Begin Extracted entries
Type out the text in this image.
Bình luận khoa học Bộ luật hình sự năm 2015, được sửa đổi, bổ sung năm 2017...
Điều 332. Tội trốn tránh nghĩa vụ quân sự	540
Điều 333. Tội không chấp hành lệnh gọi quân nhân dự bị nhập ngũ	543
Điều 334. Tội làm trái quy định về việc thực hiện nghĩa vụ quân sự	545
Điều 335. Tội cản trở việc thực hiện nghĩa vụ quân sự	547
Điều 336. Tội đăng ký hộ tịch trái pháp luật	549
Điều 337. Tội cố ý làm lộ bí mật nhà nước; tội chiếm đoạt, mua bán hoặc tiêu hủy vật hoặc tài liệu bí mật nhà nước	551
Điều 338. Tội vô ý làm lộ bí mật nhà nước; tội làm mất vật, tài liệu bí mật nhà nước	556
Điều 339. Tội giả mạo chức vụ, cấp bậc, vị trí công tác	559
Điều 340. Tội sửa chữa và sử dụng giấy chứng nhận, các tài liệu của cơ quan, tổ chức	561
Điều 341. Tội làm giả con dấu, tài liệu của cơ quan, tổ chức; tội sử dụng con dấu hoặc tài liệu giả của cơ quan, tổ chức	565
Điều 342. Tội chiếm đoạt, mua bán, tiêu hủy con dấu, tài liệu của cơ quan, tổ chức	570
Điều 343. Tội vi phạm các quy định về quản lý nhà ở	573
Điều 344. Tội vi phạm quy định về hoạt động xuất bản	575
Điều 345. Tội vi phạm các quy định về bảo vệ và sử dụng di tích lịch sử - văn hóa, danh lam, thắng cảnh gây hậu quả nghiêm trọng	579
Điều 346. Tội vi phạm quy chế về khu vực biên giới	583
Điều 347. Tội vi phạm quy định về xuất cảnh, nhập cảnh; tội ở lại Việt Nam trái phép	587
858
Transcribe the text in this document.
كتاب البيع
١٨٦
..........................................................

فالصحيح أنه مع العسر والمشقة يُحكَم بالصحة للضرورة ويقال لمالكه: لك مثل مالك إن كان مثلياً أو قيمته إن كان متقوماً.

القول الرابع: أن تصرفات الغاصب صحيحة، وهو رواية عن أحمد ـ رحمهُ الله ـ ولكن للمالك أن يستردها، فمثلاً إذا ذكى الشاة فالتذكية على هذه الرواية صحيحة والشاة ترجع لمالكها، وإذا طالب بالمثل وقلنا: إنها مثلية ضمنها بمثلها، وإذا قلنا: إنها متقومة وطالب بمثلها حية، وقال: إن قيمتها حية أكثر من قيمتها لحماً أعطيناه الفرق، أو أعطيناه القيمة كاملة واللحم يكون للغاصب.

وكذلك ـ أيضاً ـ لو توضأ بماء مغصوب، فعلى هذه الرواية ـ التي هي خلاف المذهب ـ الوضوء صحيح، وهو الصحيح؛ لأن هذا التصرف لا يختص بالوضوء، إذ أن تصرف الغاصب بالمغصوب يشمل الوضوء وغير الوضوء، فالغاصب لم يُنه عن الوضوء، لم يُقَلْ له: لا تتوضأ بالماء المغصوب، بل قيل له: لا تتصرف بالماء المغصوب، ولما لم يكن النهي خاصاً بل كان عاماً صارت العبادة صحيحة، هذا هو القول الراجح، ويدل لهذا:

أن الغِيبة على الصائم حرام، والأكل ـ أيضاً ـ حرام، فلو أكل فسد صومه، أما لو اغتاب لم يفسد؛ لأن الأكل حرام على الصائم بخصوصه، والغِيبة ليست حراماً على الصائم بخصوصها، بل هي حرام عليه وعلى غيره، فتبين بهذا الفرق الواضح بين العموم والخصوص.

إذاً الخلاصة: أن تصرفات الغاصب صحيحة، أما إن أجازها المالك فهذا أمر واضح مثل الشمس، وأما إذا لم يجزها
End Extracted entries
= Written exercise =
The records above should all be quoted exactly, please.

= Correct output =
Type out the text in this image.
Bình luận khoa học Bộ luật hình sự năm 2015, được sửa đổi, bổ sung năm 2017...
Điều 332. Tội trốn tránh nghĩa vụ quân sự	540
Điều 333. Tội không chấp hành lệnh gọi quân nhân dự bị nhập ngũ	543
Điều 334. Tội làm trái quy định về việc thực hiện nghĩa vụ quân sự	545
Điều 335. Tội cản trở việc thực hiện nghĩa vụ quân sự	547
Điều 336. Tội đăng ký hộ tịch trái pháp luật	549
Điều 337. Tội cố ý làm lộ bí mật nhà nước; tội chiếm đoạt, mua bán hoặc tiêu hủy vật hoặc tài liệu bí mật nhà nước	551
Điều 338. Tội vô ý làm lộ bí mật nhà nước; tội làm mất vật, tài liệu bí mật nhà nước	556
Điều 339. Tội giả mạo chức vụ, cấp bậc, vị trí công tác	559
Điều 340. Tội sửa chữa và sử dụng giấy chứng nhận, các tài liệu của cơ quan, tổ chức	561
Điều 341. Tội làm giả con dấu, tài liệu của cơ quan, tổ chức; tội sử dụng con dấu hoặc tài liệu giả của cơ quan, tổ chức	565
Điều 342. Tội chiếm đoạt, mua bán, tiêu hủy con dấu, tài liệu của cơ quan, tổ chức	570
Điều 343. Tội vi phạm các quy định về quản lý nhà ở	573
Điều 344. Tội vi phạm quy định về hoạt động xuất bản	575
Điều 345. Tội vi phạm các quy định về bảo vệ và sử dụng di tích lịch sử - văn hóa, danh lam, thắng cảnh gây hậu quả nghiêm trọng	579
Điều 346. Tội vi phạm quy chế về khu vực biên giới	583
Điều 347. Tội vi phạm quy định về xuất cảnh, nhập cảnh; tội ở lại Việt Nam trái phép	587
858
Transcribe the text in this document.
كتاب البيع
١٨٦
..........................................................

فالصحيح أنه مع العسر والمشقة يُحكَم بالصحة للضرورة ويقال لمالكه: لك مثل مالك إن كان مثلياً أو قيمته إن كان متقوماً.

القول الرابع: أن تصرفات الغاصب صحيحة، وهو رواية عن أحمد ـ رحمهُ الله ـ ولكن للمالك أن يستردها، فمثلاً إذا ذكى الشاة فالتذكية على هذه الرواية صحيحة والشاة ترجع لمالكها، وإذا طالب بالمثل وقلنا: إنها مثلية ضمنها بمثلها، وإذا قلنا: إنها متقومة وطالب بمثلها حية، وقال: إن قيمتها حية أكثر من قيمتها لحماً أعطيناه الفرق، أو أعطيناه القيمة كاملة واللحم يكون للغاصب.

وكذلك ـ أيضاً ـ لو توضأ بماء مغصوب، فعلى هذه الرواية ـ التي هي خلاف المذهب ـ الوضوء صحيح، وهو الصحيح؛ لأن هذا التصرف لا يختص بالوضوء، إذ أن تصرف الغاصب بالمغصوب يشمل الوضوء وغير الوضوء، فالغاصب لم يُنه عن الوضوء، لم يُقَلْ له: لا تتوضأ بالماء المغصوب، بل قيل له: لا تتصرف بالماء المغصوب، ولما لم يكن النهي خاصاً بل كان عاماً صارت العبادة صحيحة، هذا هو القول الراجح، ويدل لهذا:

أن الغِيبة على الصائم حرام، والأكل ـ أيضاً ـ حرام، فلو أكل فسد صومه، أما لو اغتاب لم يفسد؛ لأن الأكل حرام على الصائم بخصوصه، والغِيبة ليست حراماً على الصائم بخصوصها، بل هي حرام عليه وعلى غيره، فتبين بهذا الفرق الواضح بين العموم والخصوص.

إذاً الخلاصة: أن تصرفات الغاصب صحيحة، أما إن أجازها المالك فهذا أمر واضح مثل الشمس، وأما إذا لم يجزها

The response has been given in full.